- DIRECTIONS FOR THIS TASK:
Pick out every line with the word "text" and copy it.

---*---

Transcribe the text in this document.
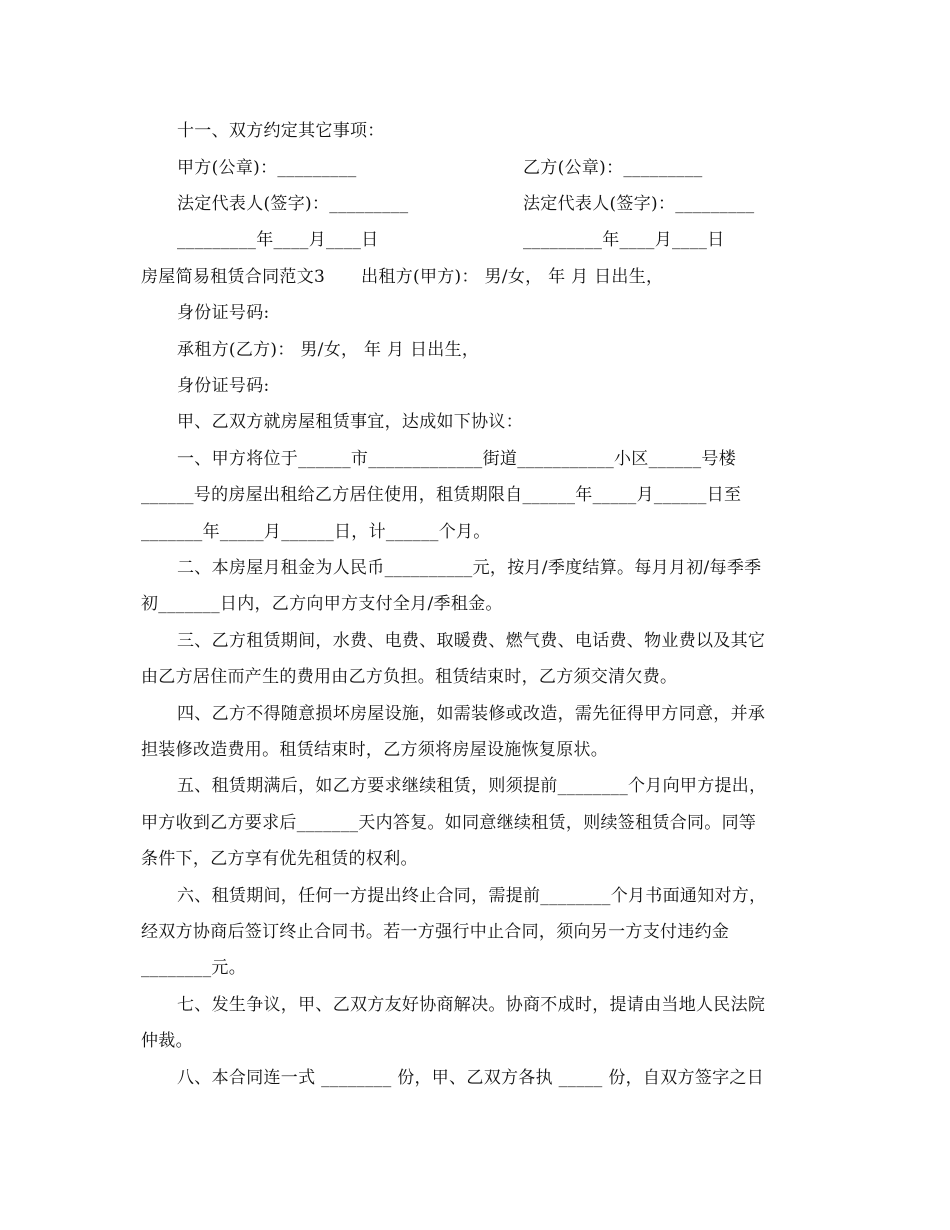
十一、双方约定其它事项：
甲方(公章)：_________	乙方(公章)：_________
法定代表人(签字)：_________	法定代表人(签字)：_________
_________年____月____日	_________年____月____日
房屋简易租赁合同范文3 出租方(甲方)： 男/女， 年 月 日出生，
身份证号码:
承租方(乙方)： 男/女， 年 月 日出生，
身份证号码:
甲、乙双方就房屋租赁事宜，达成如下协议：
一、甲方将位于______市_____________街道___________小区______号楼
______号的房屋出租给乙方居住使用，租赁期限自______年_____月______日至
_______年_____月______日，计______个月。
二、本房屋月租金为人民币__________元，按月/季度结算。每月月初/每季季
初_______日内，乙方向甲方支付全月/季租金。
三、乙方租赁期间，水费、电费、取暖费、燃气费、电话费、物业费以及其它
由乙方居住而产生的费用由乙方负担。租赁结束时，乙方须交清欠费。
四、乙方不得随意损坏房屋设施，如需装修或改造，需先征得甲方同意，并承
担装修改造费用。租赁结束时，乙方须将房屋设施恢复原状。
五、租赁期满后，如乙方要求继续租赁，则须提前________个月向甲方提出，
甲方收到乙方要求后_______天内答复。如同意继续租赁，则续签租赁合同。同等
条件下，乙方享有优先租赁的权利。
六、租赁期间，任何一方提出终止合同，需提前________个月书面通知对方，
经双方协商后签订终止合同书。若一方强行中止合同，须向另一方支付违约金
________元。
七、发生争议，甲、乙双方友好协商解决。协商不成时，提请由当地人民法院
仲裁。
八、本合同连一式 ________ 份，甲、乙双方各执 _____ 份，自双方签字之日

---*---

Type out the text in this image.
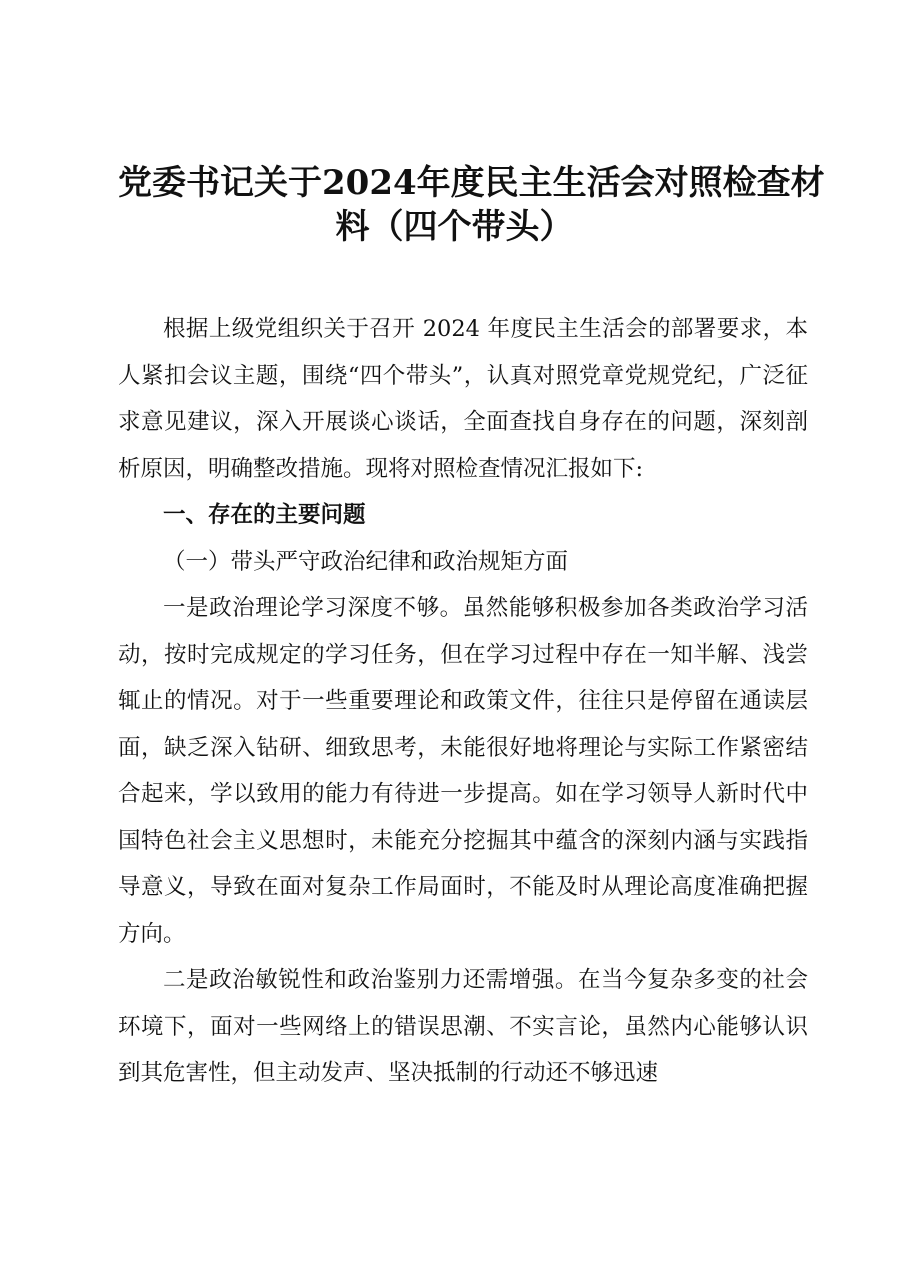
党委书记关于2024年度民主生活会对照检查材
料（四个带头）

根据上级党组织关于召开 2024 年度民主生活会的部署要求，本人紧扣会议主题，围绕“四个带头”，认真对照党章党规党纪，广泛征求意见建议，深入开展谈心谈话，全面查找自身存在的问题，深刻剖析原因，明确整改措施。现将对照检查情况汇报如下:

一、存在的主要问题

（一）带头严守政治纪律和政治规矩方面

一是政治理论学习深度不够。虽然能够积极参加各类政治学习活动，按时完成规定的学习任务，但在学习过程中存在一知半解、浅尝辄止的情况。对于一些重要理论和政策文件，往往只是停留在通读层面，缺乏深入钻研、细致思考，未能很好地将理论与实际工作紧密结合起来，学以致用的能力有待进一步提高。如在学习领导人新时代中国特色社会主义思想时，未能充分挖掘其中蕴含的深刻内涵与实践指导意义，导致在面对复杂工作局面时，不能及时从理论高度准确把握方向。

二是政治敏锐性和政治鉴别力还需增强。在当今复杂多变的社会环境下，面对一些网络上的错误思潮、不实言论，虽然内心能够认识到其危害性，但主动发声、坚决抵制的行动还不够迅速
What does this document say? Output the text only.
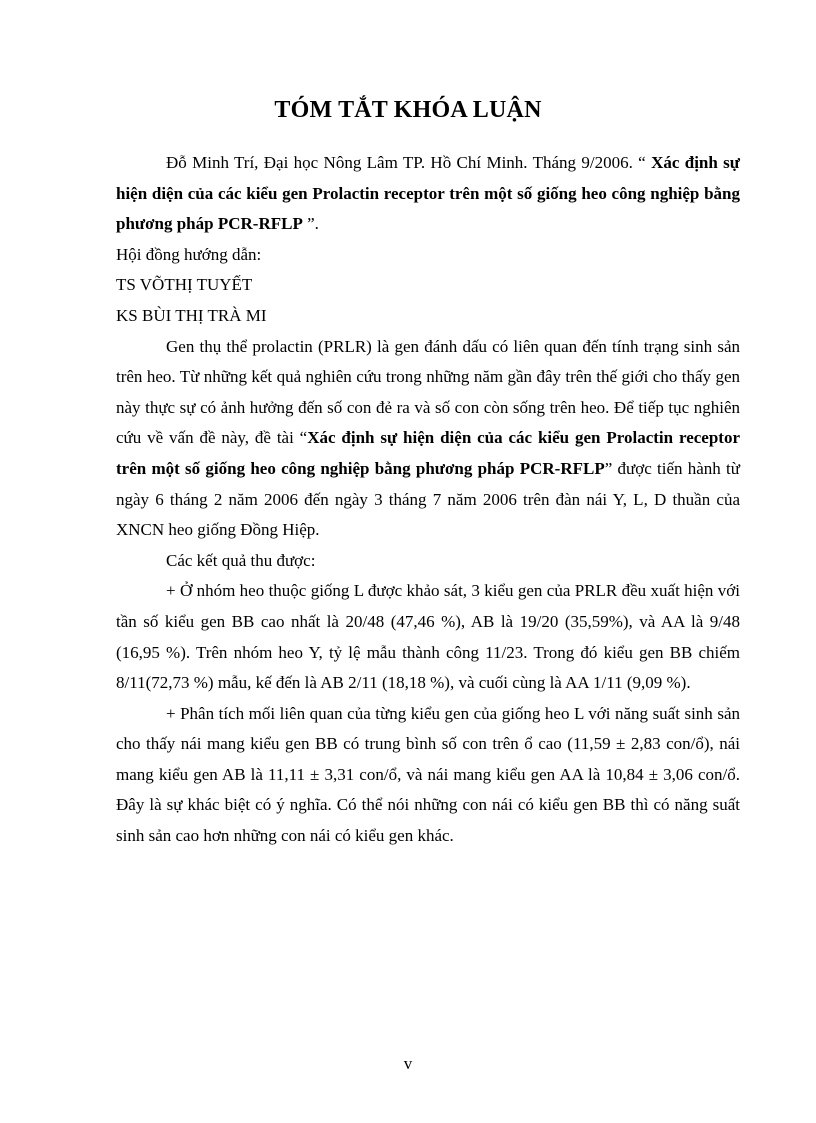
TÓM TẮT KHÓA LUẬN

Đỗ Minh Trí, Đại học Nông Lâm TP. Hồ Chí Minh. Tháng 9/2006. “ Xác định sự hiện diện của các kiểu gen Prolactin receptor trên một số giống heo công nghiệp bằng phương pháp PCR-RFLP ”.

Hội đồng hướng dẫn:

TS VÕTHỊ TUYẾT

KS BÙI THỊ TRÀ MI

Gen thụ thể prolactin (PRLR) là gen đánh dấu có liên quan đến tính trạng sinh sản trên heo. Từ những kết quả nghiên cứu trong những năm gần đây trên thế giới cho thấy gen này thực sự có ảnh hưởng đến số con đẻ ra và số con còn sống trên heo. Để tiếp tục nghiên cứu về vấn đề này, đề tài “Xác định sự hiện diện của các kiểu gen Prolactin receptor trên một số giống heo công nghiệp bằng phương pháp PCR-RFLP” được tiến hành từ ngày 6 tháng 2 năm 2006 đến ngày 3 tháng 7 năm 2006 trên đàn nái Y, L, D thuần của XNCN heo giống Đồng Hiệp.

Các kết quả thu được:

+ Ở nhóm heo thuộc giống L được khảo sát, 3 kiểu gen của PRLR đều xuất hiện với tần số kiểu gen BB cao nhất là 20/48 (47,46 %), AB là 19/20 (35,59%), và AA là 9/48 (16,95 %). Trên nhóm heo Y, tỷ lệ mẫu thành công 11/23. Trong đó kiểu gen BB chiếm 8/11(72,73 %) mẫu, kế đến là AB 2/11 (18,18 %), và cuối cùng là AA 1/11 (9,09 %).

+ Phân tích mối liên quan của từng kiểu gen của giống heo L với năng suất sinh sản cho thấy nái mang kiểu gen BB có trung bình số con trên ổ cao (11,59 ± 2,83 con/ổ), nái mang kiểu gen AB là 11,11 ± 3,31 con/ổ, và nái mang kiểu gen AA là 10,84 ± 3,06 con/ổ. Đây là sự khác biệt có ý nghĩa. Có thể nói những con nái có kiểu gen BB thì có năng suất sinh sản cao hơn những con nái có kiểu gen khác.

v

---*---

- COMPLETE RESPONSE:
Transcribe the text in this document.
Type out the text in this image.
What does this document say? Output the text only.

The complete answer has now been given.